### RECORDS SHOWN
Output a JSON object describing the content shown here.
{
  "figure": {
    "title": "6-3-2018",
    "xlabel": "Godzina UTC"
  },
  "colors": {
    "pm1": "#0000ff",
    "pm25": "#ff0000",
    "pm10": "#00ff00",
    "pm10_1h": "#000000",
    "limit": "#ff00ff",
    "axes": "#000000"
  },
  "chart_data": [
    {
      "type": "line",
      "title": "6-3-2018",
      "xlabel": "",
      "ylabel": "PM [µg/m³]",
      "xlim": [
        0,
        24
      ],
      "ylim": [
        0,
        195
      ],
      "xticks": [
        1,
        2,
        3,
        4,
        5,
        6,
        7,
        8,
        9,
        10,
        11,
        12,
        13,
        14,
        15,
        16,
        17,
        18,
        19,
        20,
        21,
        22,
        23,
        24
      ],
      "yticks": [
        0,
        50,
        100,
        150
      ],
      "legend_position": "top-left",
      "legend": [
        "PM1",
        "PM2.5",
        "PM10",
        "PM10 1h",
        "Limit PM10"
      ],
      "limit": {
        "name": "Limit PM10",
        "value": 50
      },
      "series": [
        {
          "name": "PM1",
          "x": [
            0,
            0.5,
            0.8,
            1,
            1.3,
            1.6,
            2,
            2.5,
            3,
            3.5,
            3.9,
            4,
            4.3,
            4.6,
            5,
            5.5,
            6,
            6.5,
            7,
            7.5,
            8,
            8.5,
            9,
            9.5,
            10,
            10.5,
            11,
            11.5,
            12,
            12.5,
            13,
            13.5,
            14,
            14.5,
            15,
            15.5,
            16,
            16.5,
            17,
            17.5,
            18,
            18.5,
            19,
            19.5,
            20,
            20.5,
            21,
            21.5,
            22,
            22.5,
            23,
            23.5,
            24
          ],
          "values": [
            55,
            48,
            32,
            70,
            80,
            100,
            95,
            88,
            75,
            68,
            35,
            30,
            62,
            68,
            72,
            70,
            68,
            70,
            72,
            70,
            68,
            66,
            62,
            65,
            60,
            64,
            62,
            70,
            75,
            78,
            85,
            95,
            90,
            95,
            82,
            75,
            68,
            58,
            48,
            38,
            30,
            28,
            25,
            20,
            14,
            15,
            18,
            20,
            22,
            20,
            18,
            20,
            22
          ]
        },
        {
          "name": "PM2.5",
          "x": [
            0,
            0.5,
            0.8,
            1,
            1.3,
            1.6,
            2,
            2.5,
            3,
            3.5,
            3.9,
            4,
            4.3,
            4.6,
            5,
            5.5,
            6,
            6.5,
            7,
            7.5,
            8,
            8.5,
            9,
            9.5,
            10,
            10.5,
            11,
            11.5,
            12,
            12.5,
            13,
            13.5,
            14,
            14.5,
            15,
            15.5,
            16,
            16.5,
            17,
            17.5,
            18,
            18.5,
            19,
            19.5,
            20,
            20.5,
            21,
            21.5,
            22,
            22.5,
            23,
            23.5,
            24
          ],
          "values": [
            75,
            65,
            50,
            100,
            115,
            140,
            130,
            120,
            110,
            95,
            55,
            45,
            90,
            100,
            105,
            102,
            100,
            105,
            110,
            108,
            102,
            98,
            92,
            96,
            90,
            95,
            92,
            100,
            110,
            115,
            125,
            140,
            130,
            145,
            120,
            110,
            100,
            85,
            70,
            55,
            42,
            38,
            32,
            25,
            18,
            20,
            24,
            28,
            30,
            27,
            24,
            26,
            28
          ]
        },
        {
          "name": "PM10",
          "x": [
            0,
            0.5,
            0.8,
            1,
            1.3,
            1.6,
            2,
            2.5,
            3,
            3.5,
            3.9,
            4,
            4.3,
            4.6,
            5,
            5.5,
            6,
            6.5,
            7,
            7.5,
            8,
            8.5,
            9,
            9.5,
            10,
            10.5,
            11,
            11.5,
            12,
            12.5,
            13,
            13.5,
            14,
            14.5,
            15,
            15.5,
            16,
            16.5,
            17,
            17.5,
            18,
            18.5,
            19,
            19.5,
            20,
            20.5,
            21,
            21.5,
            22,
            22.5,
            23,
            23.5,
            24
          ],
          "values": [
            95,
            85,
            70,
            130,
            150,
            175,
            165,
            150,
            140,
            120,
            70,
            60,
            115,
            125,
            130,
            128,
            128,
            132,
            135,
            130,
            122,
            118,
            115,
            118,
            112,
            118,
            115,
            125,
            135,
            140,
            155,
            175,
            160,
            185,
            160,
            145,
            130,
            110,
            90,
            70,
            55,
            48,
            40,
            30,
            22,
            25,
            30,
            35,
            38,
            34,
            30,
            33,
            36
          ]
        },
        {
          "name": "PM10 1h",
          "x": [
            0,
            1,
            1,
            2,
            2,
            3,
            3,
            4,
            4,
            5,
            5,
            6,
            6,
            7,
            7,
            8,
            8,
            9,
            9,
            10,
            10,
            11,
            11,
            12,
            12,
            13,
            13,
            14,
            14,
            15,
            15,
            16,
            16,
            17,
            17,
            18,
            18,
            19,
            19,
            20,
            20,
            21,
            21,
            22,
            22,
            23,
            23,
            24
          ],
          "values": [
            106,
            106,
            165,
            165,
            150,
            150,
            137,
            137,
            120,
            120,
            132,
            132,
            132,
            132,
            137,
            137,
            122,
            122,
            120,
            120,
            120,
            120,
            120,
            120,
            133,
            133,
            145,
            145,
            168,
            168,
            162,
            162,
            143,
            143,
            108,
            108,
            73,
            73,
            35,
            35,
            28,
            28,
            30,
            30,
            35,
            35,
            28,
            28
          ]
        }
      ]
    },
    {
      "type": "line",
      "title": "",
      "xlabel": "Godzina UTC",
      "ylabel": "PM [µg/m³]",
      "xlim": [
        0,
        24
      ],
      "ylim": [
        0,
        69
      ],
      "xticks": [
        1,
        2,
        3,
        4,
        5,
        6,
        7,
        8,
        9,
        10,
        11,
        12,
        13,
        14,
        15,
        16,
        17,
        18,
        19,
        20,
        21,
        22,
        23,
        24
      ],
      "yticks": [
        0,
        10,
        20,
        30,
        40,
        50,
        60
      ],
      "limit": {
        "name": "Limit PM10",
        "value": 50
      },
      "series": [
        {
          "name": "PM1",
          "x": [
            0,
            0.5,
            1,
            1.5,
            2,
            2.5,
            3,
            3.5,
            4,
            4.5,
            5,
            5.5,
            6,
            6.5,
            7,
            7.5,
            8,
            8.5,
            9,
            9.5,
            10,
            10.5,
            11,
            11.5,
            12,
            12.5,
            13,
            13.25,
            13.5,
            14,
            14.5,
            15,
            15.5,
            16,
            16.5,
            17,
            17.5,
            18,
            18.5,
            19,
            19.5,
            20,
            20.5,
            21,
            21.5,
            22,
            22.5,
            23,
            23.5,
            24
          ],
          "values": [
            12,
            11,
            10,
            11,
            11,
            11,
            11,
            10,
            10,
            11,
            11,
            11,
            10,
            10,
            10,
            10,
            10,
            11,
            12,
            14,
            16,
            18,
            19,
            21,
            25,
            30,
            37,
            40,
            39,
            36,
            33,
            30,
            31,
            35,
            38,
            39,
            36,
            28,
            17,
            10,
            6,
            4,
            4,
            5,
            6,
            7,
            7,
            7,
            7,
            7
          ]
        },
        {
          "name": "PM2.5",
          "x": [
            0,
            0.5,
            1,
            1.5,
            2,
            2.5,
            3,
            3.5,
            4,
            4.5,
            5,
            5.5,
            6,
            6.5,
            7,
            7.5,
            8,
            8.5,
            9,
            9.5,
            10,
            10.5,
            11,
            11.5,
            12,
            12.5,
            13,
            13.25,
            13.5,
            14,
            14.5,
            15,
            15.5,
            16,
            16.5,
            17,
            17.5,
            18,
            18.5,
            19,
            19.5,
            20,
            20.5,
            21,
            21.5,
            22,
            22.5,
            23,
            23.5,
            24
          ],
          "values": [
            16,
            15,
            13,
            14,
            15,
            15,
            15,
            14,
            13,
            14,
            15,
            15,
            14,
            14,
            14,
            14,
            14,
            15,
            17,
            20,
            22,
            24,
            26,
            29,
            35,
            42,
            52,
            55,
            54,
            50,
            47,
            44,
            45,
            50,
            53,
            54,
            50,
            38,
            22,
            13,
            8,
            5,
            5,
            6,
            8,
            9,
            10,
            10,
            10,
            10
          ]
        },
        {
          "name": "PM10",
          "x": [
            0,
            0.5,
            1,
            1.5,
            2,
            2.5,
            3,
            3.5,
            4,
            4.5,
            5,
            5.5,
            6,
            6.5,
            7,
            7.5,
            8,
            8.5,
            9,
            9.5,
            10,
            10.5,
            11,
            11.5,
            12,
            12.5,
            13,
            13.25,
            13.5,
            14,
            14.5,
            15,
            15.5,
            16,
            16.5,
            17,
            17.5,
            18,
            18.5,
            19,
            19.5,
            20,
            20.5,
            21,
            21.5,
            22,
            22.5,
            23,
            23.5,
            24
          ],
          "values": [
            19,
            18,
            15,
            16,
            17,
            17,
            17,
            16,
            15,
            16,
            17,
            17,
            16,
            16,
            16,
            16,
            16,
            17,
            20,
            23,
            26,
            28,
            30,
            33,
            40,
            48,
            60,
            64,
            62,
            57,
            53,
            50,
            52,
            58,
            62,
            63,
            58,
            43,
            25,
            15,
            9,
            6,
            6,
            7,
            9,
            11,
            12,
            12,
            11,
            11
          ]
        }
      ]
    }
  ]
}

...

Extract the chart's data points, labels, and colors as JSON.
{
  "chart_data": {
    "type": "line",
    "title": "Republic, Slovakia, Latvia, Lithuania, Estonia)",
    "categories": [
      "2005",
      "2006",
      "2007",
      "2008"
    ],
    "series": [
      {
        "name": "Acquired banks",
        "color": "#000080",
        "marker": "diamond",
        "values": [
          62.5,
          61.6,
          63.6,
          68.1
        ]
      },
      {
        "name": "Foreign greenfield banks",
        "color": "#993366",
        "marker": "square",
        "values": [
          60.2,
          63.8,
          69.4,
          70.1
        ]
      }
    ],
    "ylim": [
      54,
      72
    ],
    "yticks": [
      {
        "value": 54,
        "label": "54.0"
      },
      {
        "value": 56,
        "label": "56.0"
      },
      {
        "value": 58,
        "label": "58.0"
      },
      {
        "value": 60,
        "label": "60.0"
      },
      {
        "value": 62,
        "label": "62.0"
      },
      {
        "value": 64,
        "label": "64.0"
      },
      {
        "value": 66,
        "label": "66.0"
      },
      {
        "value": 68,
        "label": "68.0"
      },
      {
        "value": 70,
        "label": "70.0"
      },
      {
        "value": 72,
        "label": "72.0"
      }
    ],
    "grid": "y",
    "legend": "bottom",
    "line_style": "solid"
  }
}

### TASK DIRECTIONS
Pull every line containing "title" from the data.

### RESPONSE TO THE EXERCISE
    "title": "6-3-2018",
      "title": "6-3-2018",
      "title": "",
    "title": "Republic, Slovakia, Latvia, Lithuania, Estonia)",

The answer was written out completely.